> _GOAL OF THE EXERCISE_: Locate and copy all lines bearing the word "title".

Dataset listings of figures

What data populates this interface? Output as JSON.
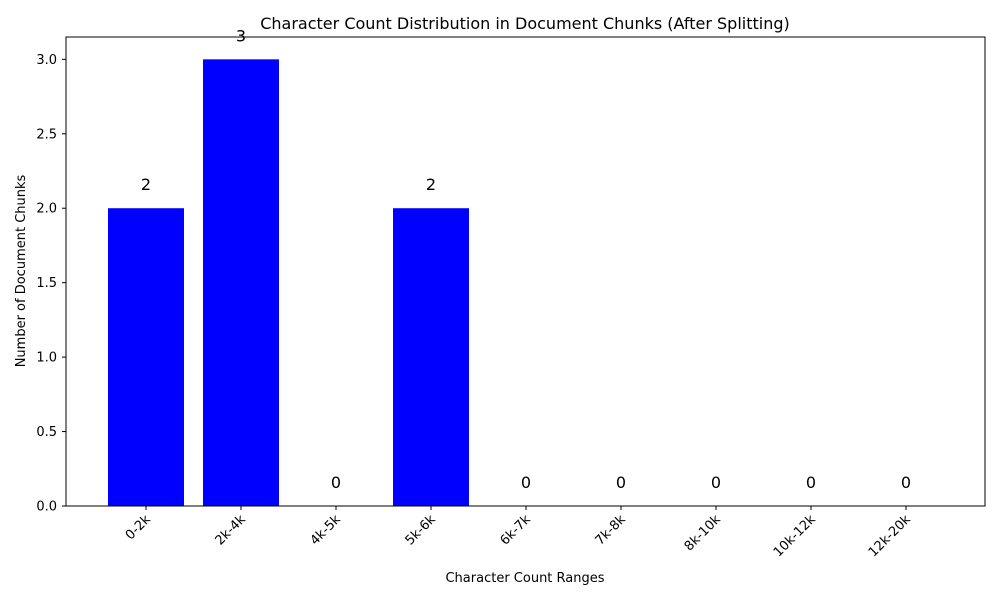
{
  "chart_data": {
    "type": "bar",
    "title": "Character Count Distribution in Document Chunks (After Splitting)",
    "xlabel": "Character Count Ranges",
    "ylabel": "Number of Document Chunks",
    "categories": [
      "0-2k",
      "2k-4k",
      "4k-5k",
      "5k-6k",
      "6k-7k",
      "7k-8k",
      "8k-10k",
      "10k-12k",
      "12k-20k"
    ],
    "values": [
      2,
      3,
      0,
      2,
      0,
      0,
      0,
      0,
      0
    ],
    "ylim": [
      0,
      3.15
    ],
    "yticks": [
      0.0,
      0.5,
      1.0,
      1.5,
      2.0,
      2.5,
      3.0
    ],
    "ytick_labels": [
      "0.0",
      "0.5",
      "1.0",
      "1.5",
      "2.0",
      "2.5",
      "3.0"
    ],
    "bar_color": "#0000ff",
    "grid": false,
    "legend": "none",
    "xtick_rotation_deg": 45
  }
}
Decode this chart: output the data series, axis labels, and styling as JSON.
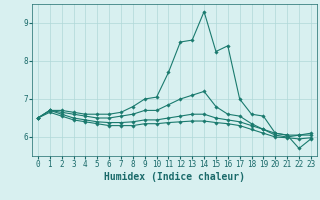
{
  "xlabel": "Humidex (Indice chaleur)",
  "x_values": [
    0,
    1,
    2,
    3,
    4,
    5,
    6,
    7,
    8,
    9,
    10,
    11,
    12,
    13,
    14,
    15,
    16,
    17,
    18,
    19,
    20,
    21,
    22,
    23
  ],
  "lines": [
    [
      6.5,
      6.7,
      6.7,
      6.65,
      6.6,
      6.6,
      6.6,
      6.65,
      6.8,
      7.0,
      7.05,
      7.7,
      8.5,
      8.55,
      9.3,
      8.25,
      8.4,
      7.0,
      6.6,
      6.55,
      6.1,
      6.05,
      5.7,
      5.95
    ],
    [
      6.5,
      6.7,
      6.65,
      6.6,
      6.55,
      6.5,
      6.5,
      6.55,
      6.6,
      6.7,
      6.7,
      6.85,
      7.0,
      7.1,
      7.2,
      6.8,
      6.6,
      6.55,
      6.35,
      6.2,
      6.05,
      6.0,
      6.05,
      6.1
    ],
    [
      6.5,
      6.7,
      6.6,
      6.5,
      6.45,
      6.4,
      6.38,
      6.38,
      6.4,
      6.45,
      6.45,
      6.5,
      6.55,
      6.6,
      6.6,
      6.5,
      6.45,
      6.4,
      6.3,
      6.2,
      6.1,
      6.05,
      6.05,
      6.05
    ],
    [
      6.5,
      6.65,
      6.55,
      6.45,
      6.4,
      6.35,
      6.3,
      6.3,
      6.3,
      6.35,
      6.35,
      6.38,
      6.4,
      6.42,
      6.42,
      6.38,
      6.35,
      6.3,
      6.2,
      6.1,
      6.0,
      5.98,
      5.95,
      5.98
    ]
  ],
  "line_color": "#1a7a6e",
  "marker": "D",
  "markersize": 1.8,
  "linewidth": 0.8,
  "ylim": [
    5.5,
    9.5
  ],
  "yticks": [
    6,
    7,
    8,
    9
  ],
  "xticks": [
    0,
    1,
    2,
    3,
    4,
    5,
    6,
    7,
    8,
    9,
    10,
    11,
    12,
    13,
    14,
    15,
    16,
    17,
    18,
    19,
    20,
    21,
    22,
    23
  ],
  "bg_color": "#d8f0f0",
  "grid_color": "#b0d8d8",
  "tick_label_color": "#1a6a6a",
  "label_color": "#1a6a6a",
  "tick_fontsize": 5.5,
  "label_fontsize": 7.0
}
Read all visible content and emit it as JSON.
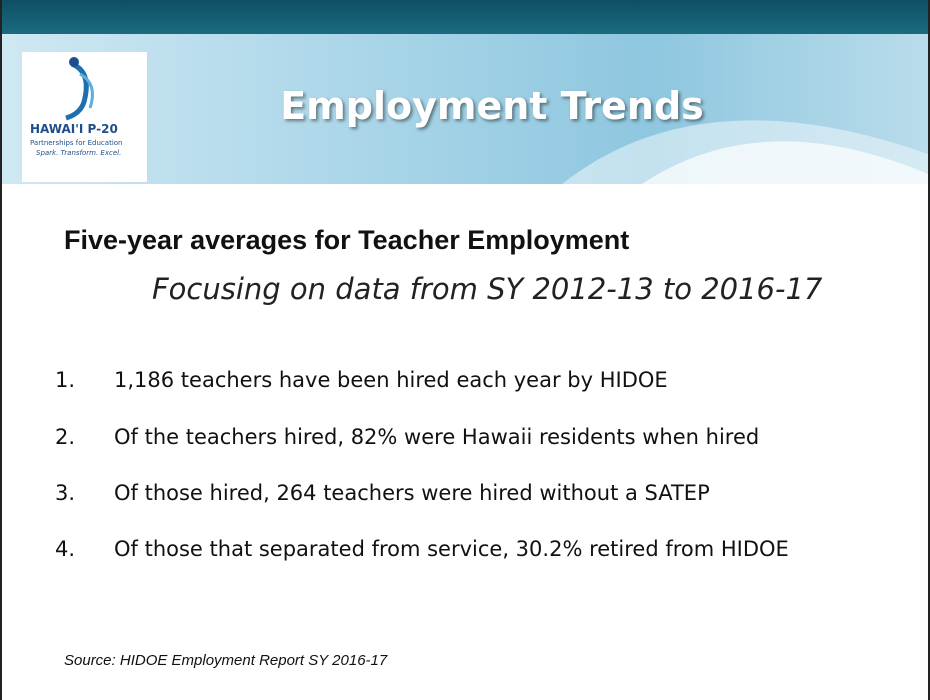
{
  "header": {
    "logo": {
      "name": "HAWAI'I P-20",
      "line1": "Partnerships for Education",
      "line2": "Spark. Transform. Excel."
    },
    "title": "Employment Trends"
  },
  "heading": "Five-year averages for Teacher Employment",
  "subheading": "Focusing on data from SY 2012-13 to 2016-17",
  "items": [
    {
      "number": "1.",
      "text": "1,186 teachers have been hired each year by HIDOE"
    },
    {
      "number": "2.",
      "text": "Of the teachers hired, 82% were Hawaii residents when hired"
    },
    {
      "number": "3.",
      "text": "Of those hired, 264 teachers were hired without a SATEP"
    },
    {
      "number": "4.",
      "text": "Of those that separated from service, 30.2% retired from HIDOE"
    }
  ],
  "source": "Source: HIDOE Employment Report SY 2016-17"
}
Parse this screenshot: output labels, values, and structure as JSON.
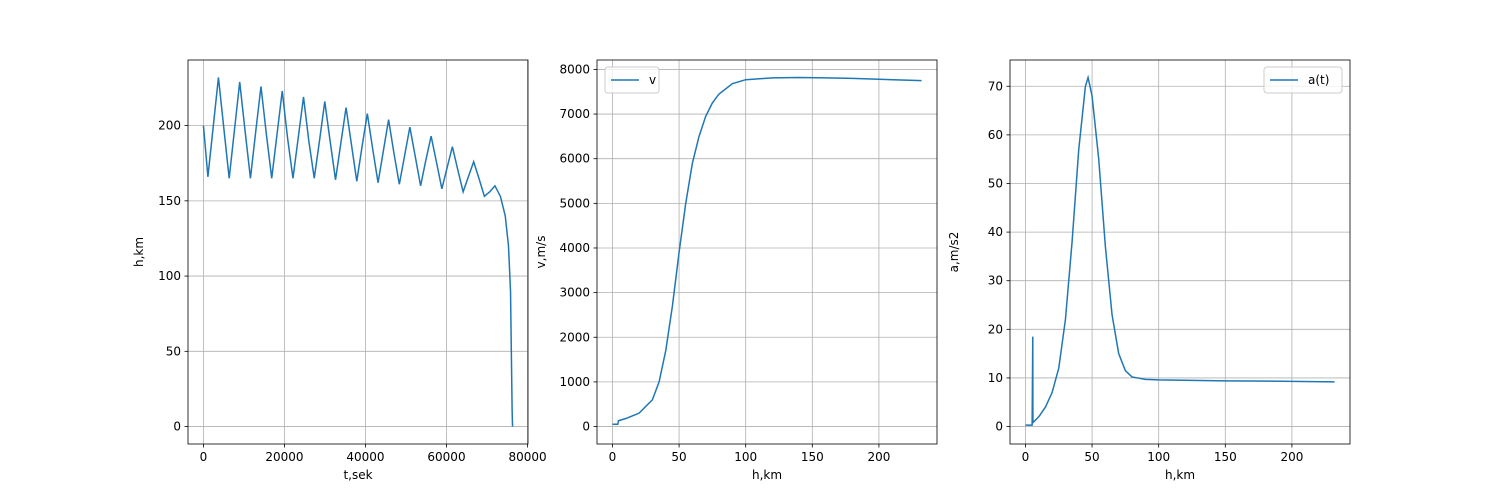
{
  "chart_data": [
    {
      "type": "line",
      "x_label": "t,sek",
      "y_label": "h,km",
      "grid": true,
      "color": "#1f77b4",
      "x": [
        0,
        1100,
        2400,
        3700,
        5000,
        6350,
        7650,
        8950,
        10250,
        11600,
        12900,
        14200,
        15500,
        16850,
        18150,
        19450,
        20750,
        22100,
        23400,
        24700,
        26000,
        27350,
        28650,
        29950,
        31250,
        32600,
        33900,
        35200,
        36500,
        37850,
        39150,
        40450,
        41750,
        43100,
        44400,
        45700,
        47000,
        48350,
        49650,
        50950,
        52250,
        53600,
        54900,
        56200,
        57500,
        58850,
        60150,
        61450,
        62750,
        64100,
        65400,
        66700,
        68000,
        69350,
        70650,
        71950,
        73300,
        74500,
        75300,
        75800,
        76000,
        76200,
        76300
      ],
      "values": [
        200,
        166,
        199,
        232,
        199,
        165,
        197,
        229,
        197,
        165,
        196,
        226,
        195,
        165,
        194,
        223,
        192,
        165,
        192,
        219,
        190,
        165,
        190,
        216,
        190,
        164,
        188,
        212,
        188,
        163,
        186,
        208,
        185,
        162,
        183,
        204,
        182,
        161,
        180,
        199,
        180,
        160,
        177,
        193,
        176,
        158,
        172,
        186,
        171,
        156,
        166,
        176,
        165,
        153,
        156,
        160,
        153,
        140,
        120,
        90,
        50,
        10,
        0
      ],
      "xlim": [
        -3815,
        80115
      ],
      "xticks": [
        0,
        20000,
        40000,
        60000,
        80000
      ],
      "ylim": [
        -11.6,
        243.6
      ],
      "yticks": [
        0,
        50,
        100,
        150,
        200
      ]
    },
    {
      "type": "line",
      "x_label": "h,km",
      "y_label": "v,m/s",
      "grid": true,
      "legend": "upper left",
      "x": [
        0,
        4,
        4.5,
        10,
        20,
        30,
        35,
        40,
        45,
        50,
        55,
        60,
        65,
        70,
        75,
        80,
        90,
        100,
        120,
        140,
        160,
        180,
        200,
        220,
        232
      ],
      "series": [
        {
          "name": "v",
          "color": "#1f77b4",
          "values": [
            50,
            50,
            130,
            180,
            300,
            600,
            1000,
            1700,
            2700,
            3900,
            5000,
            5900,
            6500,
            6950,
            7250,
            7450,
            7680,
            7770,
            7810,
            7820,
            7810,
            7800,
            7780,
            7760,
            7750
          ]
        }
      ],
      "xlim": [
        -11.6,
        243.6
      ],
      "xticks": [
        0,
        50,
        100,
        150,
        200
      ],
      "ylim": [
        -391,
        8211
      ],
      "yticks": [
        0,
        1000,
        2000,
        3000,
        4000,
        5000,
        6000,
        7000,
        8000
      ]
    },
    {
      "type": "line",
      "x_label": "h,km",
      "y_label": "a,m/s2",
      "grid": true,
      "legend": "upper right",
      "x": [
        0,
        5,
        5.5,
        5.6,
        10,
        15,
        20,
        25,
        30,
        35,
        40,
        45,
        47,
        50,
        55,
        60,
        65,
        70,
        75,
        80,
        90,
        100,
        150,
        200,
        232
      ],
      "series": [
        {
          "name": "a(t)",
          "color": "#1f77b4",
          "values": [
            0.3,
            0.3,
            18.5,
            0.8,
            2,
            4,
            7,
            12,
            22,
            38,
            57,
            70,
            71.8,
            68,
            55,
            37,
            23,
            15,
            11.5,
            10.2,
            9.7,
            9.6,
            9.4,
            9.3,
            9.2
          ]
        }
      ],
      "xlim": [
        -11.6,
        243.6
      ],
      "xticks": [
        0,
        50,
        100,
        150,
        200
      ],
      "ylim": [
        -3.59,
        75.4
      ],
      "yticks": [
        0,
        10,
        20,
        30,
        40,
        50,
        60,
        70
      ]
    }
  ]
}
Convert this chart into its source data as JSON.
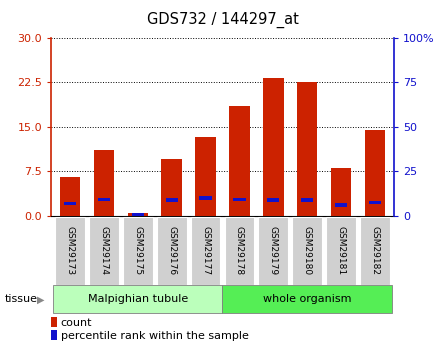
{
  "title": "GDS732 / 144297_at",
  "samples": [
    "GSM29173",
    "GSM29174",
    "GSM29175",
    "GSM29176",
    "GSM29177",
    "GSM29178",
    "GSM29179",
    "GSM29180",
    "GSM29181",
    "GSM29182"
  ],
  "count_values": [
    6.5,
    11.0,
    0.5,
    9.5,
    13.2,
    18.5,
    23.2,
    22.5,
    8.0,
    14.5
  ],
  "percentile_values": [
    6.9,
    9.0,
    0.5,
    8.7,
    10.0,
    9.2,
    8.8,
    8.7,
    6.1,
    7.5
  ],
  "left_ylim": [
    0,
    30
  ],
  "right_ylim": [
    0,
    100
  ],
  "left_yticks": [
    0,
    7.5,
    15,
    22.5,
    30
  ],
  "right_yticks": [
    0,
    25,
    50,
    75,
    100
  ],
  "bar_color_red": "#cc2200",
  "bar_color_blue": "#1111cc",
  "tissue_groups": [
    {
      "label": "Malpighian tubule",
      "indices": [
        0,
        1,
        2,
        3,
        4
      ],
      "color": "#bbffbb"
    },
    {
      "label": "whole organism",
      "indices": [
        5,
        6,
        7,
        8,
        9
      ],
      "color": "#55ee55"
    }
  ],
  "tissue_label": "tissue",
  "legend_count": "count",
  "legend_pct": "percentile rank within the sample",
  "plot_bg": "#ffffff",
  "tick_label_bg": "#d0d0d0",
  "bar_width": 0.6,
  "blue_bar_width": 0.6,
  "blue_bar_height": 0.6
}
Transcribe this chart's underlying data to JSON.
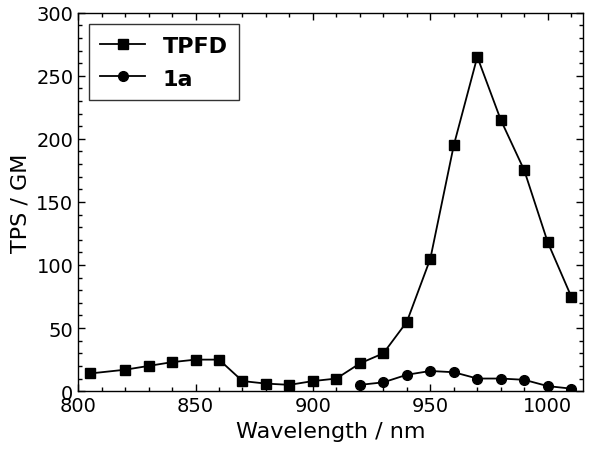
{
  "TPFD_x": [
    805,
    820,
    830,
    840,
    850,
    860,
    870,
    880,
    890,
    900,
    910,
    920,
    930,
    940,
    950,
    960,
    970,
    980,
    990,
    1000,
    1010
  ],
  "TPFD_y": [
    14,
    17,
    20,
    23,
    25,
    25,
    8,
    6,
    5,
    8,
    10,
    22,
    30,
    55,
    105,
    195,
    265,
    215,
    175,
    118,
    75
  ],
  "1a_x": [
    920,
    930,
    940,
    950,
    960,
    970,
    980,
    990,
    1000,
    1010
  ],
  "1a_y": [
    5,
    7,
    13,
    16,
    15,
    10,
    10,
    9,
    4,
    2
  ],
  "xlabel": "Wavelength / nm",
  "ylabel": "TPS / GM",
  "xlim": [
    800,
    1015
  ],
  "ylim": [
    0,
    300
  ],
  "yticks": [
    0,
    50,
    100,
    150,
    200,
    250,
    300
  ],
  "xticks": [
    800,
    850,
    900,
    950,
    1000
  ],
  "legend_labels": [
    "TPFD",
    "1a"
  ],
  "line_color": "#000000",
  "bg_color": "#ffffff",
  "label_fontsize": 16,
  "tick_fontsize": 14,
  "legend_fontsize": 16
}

> _EXERCISE OUTPUT_:
    "title": "Character Count Distribution in Document Chunks (After Splitting)",
    "title": "Employment Trends"
  "title": "GDS732 / 144297_at",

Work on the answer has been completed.